Stated goal: Gather each line in the entries that includes the string "Kuala".

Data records

- - - - -

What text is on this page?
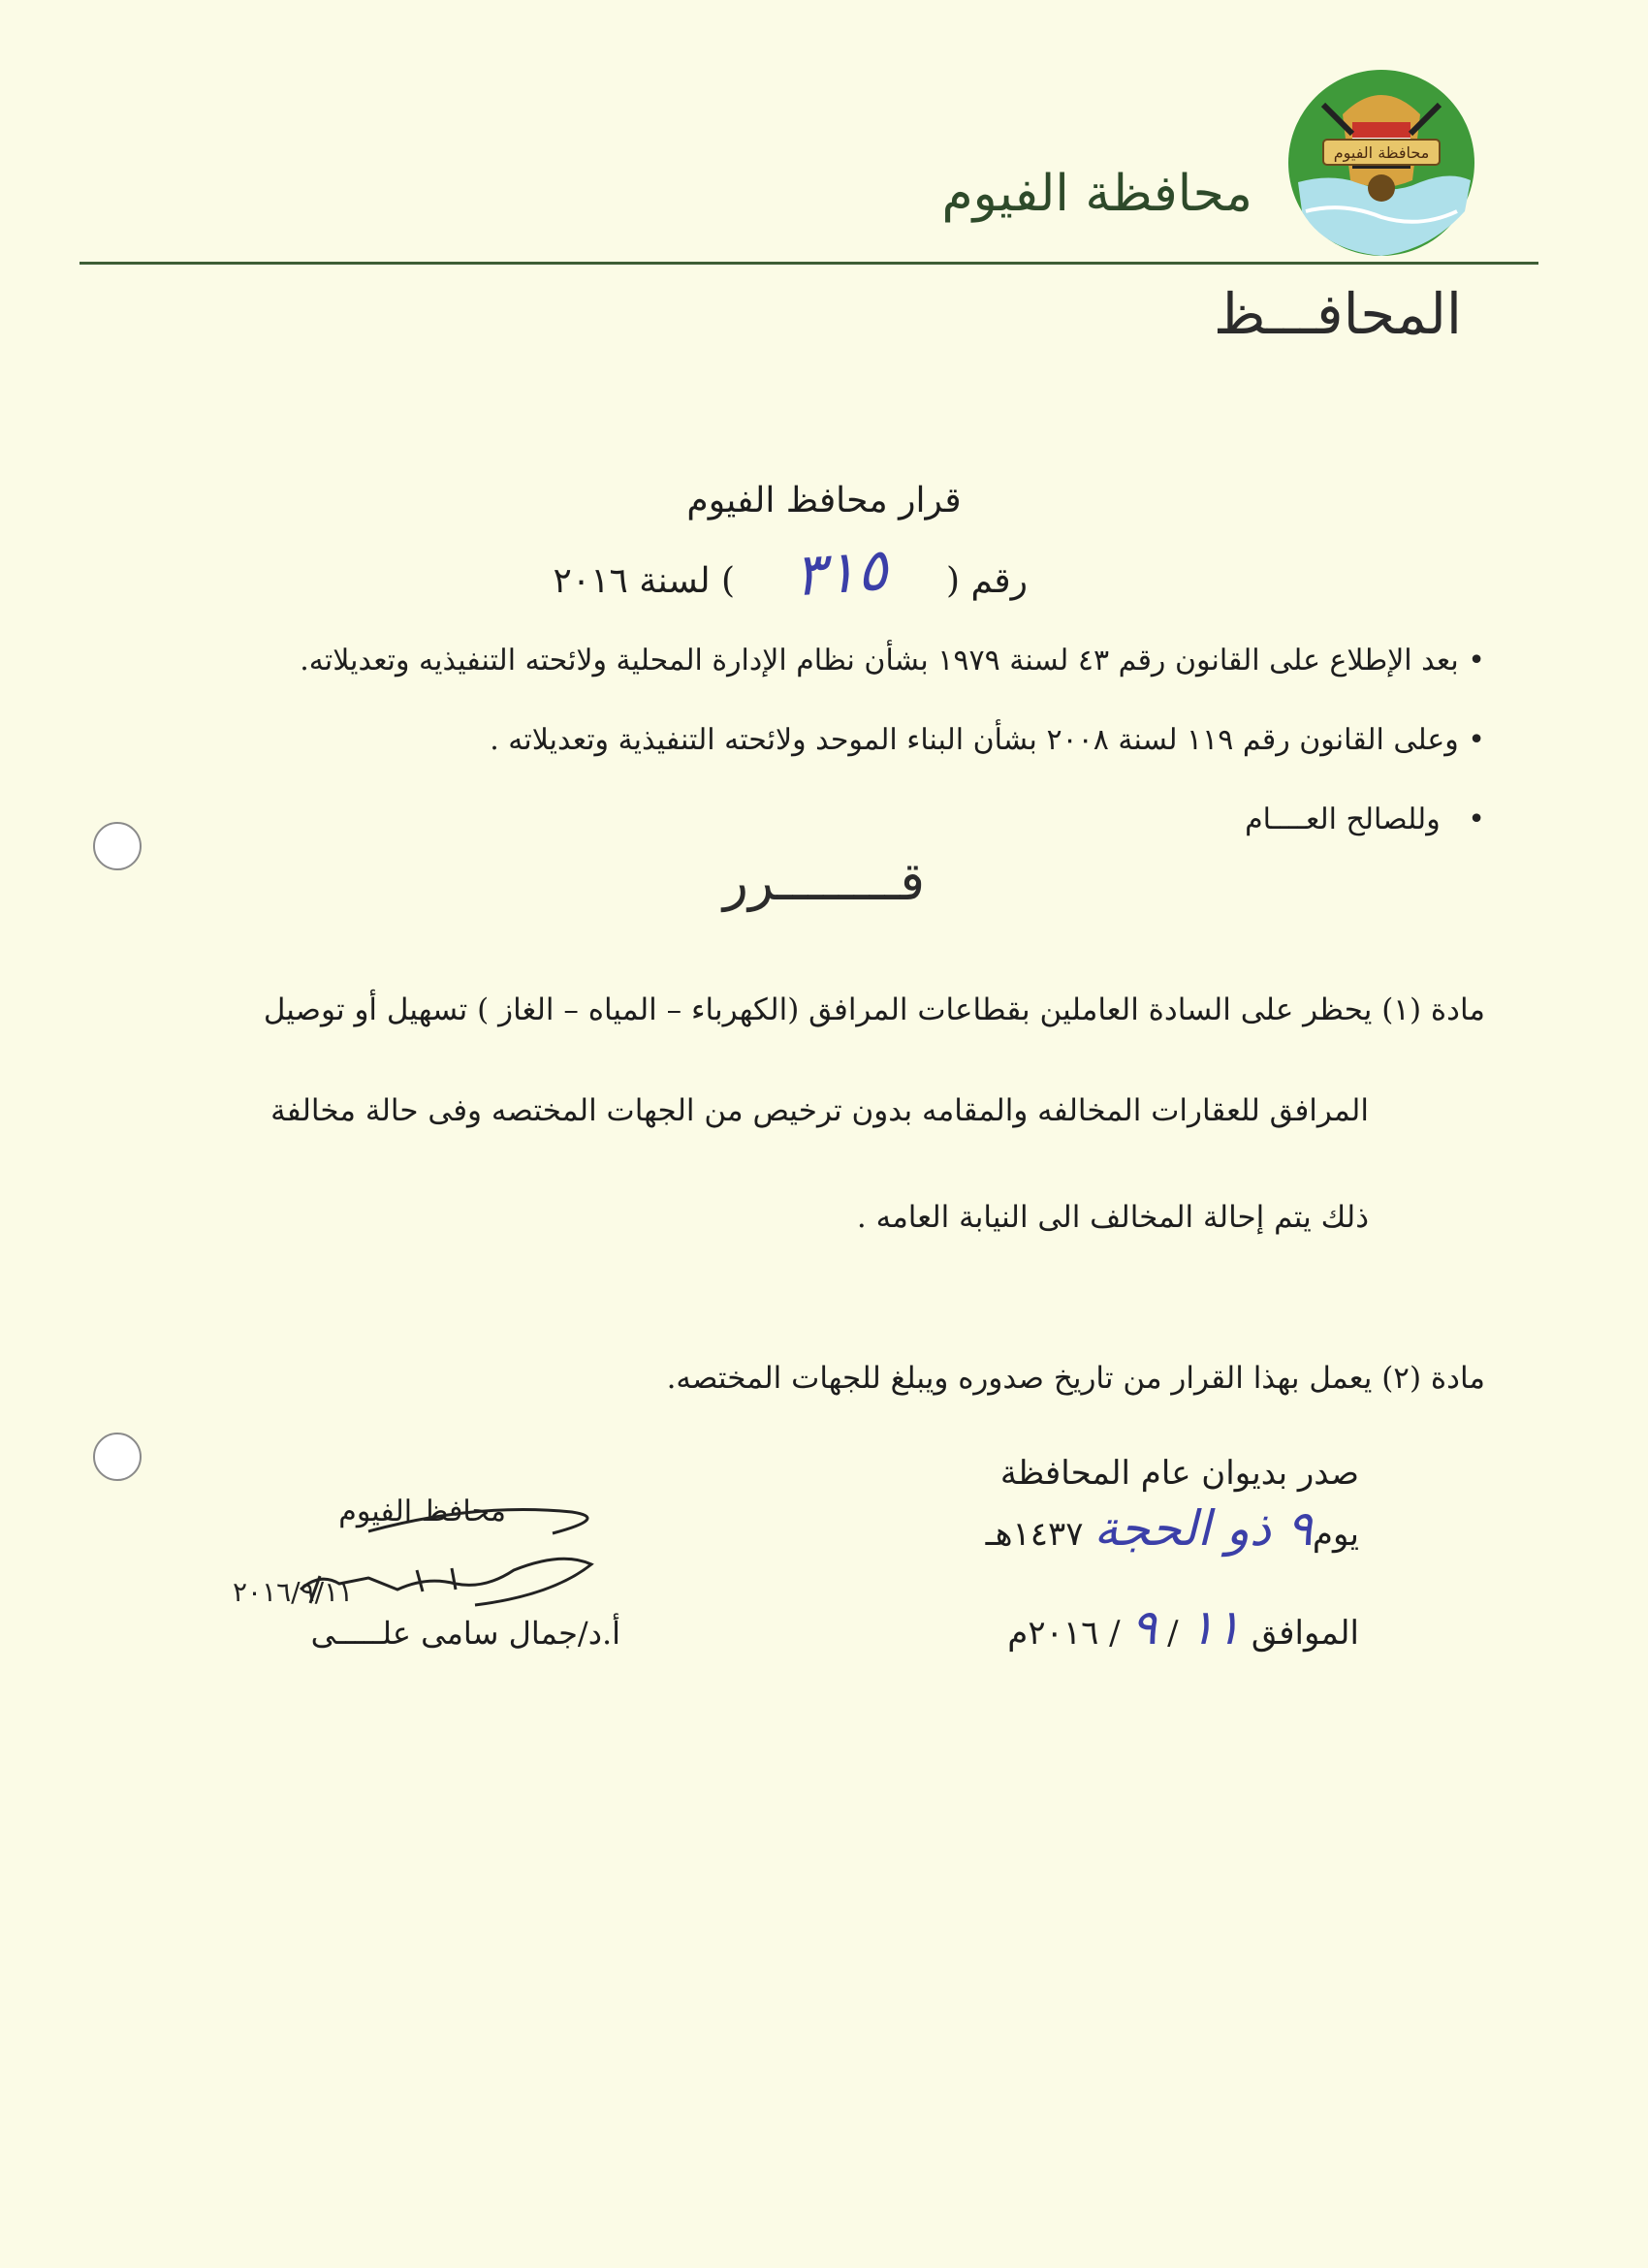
محافظة الفيوم
محافظة الفيوم
المحافـــظ
قرار محافظ الفيوم
رقم ( ٣١٥ ) لسنة ٢٠١٦
• بعد الإطلاع على القانون رقم ٤٣ لسنة ١٩٧٩ بشأن نظام الإدارة المحلية ولائحته التنفيذيه وتعديلاته.
• وعلى القانون رقم ١١٩ لسنة ٢٠٠٨ بشأن البناء الموحد ولائحته التنفيذية وتعديلاته .
•   وللصالح العــــام
قــــــــرر
مادة (١) يحظر على السادة العاملين بقطاعات المرافق (الكهرباء – المياه – الغاز ) تسهيل أو توصيل
المرافق للعقارات المخالفه والمقامه بدون ترخيص من الجهات المختصه وفى حالة مخالفة
ذلك يتم إحالة المخالف الى النيابة العامه .
مادة (٢) يعمل بهذا القرار من تاريخ صدوره ويبلغ للجهات المختصه.
صدر بديوان عام المحافظة
يوم٩ ذو الحجة ١٤٣٧هـ
الموافق ١١ / ٩ / ٢٠١٦م
محافظ الفيوم
٢٠١٦/٩/١١
أ.د/جمال سامى علـــــى
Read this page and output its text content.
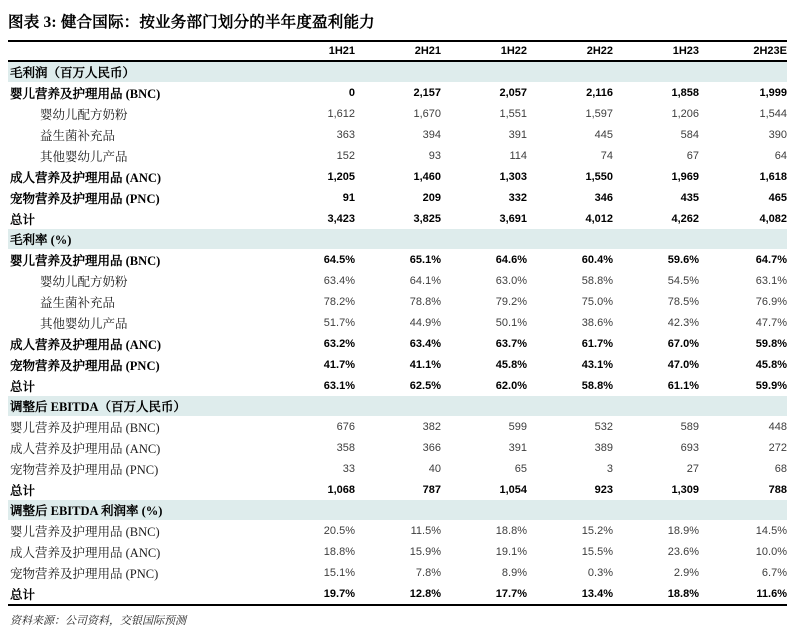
图表 3: 健合国际：按业务部门划分的半年度盈利能力
1H21	2H21	1H22	2H22	1H23	2H23E
毛利润（百万人民币）
婴儿营养及护理用品 (BNC)	0	2,157	2,057	2,116	1,858	1,999
婴幼儿配方奶粉	1,612	1,670	1,551	1,597	1,206	1,544
益生菌补充品	363	394	391	445	584	390
其他婴幼儿产品	152	93	114	74	67	64
成人营养及护理用品 (ANC)	1,205	1,460	1,303	1,550	1,969	1,618
宠物营养及护理用品 (PNC)	91	209	332	346	435	465
总计	3,423	3,825	3,691	4,012	4,262	4,082
毛利率 (%)
婴儿营养及护理用品 (BNC)	64.5%	65.1%	64.6%	60.4%	59.6%	64.7%
婴幼儿配方奶粉	63.4%	64.1%	63.0%	58.8%	54.5%	63.1%
益生菌补充品	78.2%	78.8%	79.2%	75.0%	78.5%	76.9%
其他婴幼儿产品	51.7%	44.9%	50.1%	38.6%	42.3%	47.7%
成人营养及护理用品 (ANC)	63.2%	63.4%	63.7%	61.7%	67.0%	59.8%
宠物营养及护理用品 (PNC)	41.7%	41.1%	45.8%	43.1%	47.0%	45.8%
总计	63.1%	62.5%	62.0%	58.8%	61.1%	59.9%
调整后 EBITDA（百万人民币）
婴儿营养及护理用品 (BNC)	676	382	599	532	589	448
成人营养及护理用品 (ANC)	358	366	391	389	693	272
宠物营养及护理用品 (PNC)	33	40	65	3	27	68
总计	1,068	787	1,054	923	1,309	788
调整后 EBITDA 利润率 (%)
婴儿营养及护理用品 (BNC)	20.5%	11.5%	18.8%	15.2%	18.9%	14.5%
成人营养及护理用品 (ANC)	18.8%	15.9%	19.1%	15.5%	23.6%	10.0%
宠物营养及护理用品 (PNC)	15.1%	7.8%	8.9%	0.3%	2.9%	6.7%
总计	19.7%	12.8%	17.7%	13.4%	18.8%	11.6%
资料来源：公司资料，交银国际预测
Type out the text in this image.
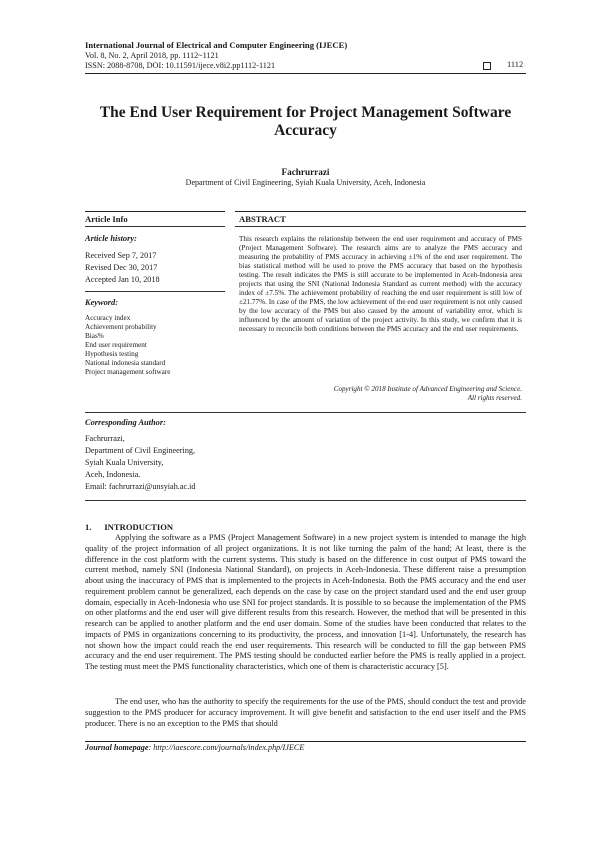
International Journal of Electrical and Computer Engineering (IJECE)
Vol. 8, No. 2, April 2018, pp. 1112~1121
ISSN: 2088-8708, DOI: 10.11591/ijece.v8i2.pp1112-1121	1112
The End User Requirement for Project Management Software Accuracy
Fachrurrazi
Department of Civil Engineering, Syiah Kuala University, Aceh, Indonesia
Article Info	ABSTRACT
Article history:
Received Sep 7, 2017
Revised Dec 30, 2017
Accepted Jan 10, 2018
Keyword:
Accuracy index
Achievement probability
Bias%
End user requirement
Hypothesis testing
National indonesia standard
Project management software
This research explains the relationship between the end user requirement and accuracy of PMS (Project Management Software). The research aims are to analyze the PMS accuracy and measuring the probability of PMS accuracy in achieving ±1% of the end user requirement. The bias statistical method will be used to prove the PMS accuracy that based on the hypothesis testing. The result indicates the PMS is still accurate to be implemented in Aceh-Indonesia area projects that using the SNI (National Indonesia Standard as current method) with the accuracy index of ±7.5%. The achievement probability of reaching the end user requirement is still low of ±21.77%. In case of the PMS, the low achievement of the end user requirement is not only caused by the low accuracy of the PMS but also caused by the amount of variability error, which is influenced by the amount of variation of the project activity. In this study, we confirm that it is necessary to reconcile both conditions between the PMS accuracy and the end user requirements.
Copyright © 2018 Institute of Advanced Engineering and Science.
All rights reserved.
Corresponding Author:
Fachrurrazi,
Department of Civil Engineering,
Syiah Kuala University,
Aceh, Indonesia.
Email: fachrurrazi@unsyiah.ac.id
1.      INTRODUCTION

Applying the software as a PMS (Project Management Software) in a new project system is intended to manage the high quality of the project information of all project organizations. It is not like turning the palm of the hand; At least, there is the difference in the cost platform with the current systems. This study is based on the difference in cost output of PMS toward the current method, namely SNI (Indonesia National Standard), on projects in Aceh-Indonesia. These different raise a presumption about using the inaccuracy of PMS that is implemented to the projects in Aceh-Indonesia. Both the PMS accuracy and the end user requirement problem cannot be generalized, each depends on the case by case on the project standard used and the end user group domain, especially in Aceh-Indonesia who use SNI for project standards. It is possible to so because the implementation of the PMS on other platforms and the end user will give different results from this research. However, the method that will be presented in this research can be applied to another platform and the end user domain. Some of the studies have been conducted that relates to the impacts of PMS in organizations concerning to its productivity, the process, and innovation [1-4]. Unfortunately, the research has not shown how the impact could reach the end user requirements. This research will be conducted to fill the gap between PMS accuracy and the end user requirement. The PMS testing should be conducted earlier before the PMS is really applied in a project. The testing must meet the PMS functionality characteristics, which one of them is characteristic accuracy [5].

The end user, who has the authority to specify the requirements for the use of the PMS, should conduct the test and provide suggestion to the PMS producer for accuracy improvement. It will give benefit and satisfaction to the end user itself and the PMS producer. There is no an exception to the PMS that should

Journal homepage: http://iaescore.com/journals/index.php/IJECE
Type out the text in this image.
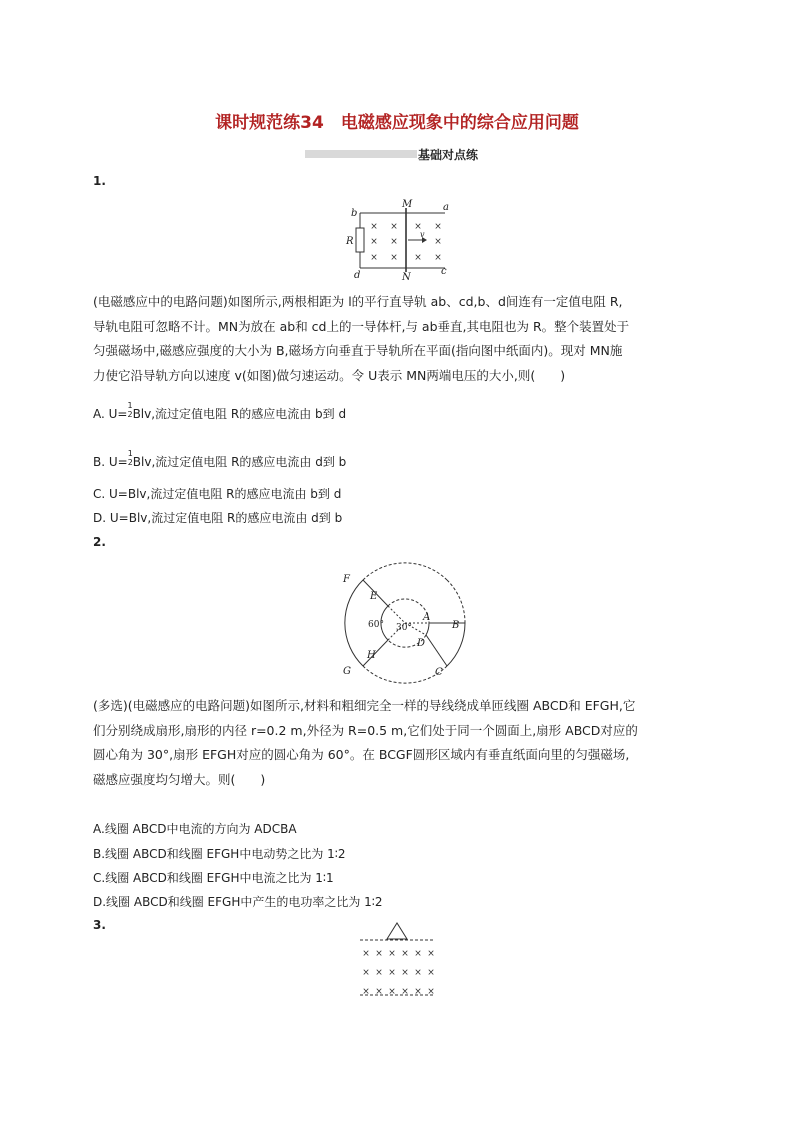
课时规范练34　电磁感应现象中的综合应用问题
基础对点练
1.
× × × ×
× ×	×
× × × ×
b
M	a
R
v
d	N
c
(电磁感应中的电路问题)如图所示,两根相距为 l的平行直导轨 ab、cd,b、d间连有一定值电阻 R,
导轨电阻可忽略不计。MN为放在 ab和 cd上的一导体杆,与 ab垂直,其电阻也为 R。整个装置处于
匀强磁场中,磁感应强度的大小为 B,磁场方向垂直于导轨所在平面(指向图中纸面内)。现对 MN施
力使它沿导轨方向以速度 v(如图)做匀速运动。令 U表示 MN两端电压的大小,则(　　)
A. U=
1
2 Blv,流过定值电阻 R的感应电流由 b到 d
B. U=
1
2 Blv,流过定值电阻 R的感应电流由 d到 b
C. U=Blv,流过定值电阻 R的感应电流由 b到 d
D. U=Blv,流过定值电阻 R的感应电流由 d到 b
2.
F
E
A
B
D
C
G
H
60° 30°
(多选)(电磁感应的电路问题)如图所示,材料和粗细完全一样的导线绕成单匝线圈 ABCD和 EFGH,它
们分别绕成扇形,扇形的内径 r=0.2 m,外径为 R=0.5 m,它们处于同一个圆面上,扇形 ABCD对应的
圆心角为 30°,扇形 EFGH对应的圆心角为 60°。在 BCGF圆形区域内有垂直纸面向里的匀强磁场,
磁感应强度均匀增大。则(　　)
A.线圈 ABCD中电流的方向为 ADCBA
B.线圈 ABCD和线圈 EFGH中电动势之比为 1∶2
C.线圈 ABCD和线圈 EFGH中电流之比为 1∶1
D.线圈 ABCD和线圈 EFGH中产生的电功率之比为 1∶2
3.
× × × × × ×
× × × × × ×
× × × × × ×
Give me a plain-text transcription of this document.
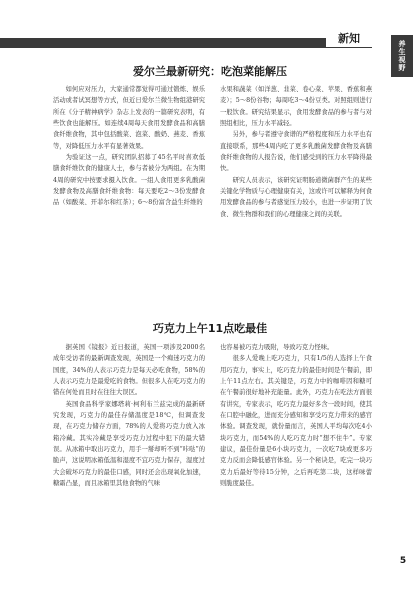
新知
养生视野
爱尔兰最新研究：吃泡菜能解压

如何应对压力，大家通常都觉得可通过锻炼、娱乐活动或者试冥想等方式，但近日爱尔兰微生物组港研究所在《分子精神病学》杂志上发表的一篇研究表明，有些饮食也能解压。如连续4周每天食用发酵食品和高膳食纤维食物，其中包括酸菜、泡菜、酸奶、燕麦、香蕉等，对降低压力水平有显著效果。

为验证这一点，研究团队招募了45名平时喜欢低膳食纤维饮食的健康人士，参与者被分为两组。在为期4周的研究中按要求摄入饮食。一组人食用更多乳酸菌发酵食物及高膳食纤维食物：每天要吃2～3份发酵食品（如酸菜、开菲尔和红茶）；6～8份富含益生纤维的

水果和蔬菜（如洋葱、韭菜、卷心菜、苹果、香蕉和燕麦）；5～8份谷物；每周吃3～4份豆类。对照组则进行一般饮食。研究结果显示，食用发酵食品的参与者与对照组相比，压力水平减轻。

另外，参与者遵守食谱的严格程度和压力水平也有直接联系，那些4周内吃了更多乳酸菌发酵食物及高膳食纤维食物的人报告说，他们感受到的压力水平降得最快。

研究人员表示，该研究证明肠道微菌群产生的某些关键化学物质与心理健康有关，这或许可以解释为何食用发酵食品的参与者感觉压力较小，也进一步证明了饮食、微生物群和我们的心理健康之间的关联。

巧克力上午11点吃最佳

据英国《镜报》近日报道，英国一项涉及2000名成年受访者的最新调查发现，英国是一个痴迷巧克力的国度，34%的人表示巧克力是每天必吃食物，58%的人表示巧克力是最爱吃的食物。但很多人在吃巧克力的错在何处而且时在往往大误区。

英国食品科学家娜塔莉·柯利布兰兹完成的最新研究发现，巧克力的最佳存储温度是18℃，但调查发现，在巧克力储存方面，78%的人爱将巧克力放入冰箱冷藏。其实冷藏是享受巧克力过程中犯下的最大错误。从冰箱中取出巧克力，用手一掰却听不到“咔哒”的脆声，这说明冰箱低温和湿度不宜巧克力保存，湿度过大会破坏巧克力的最佳口感，同时还会出现氧化加速，糖霜凸显，而且冰箱里其他食物的气味

也容易被巧克力吸附，导致巧克力怪味。

很多人爱晚上吃巧克力，只有1/5的人选择上午食用巧克力，事实上，吃巧克力的最佳时间是午餐前，即上午11点左右。其关键是，巧克力中的咖啡因和糖可在午餐前很好地补充能量。此外，巧克力在吃法方面很有讲究，专家表示，吃巧克力最好多含一段时间，使其在口腔中融化，进而充分感知和享受巧克力带来的感官体验。调查发现，就份量而言，英国人平均每次吃4小块巧克力，而54%的人吃巧克力时“想不住牛”。专家建议，最佳份量是6小块巧克力，一次吃7块或更多巧克力反而会降低感官体验。另一个秘诀是，吃完一块巧克力后最好等待15分钟，之后再吃第二块，这样味蕾则脆度最佳。

5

- - - - -

Output below:
Department of Civil Engineering, Syiah Kuala University, Aceh, Indonesia
Syiah Kuala University,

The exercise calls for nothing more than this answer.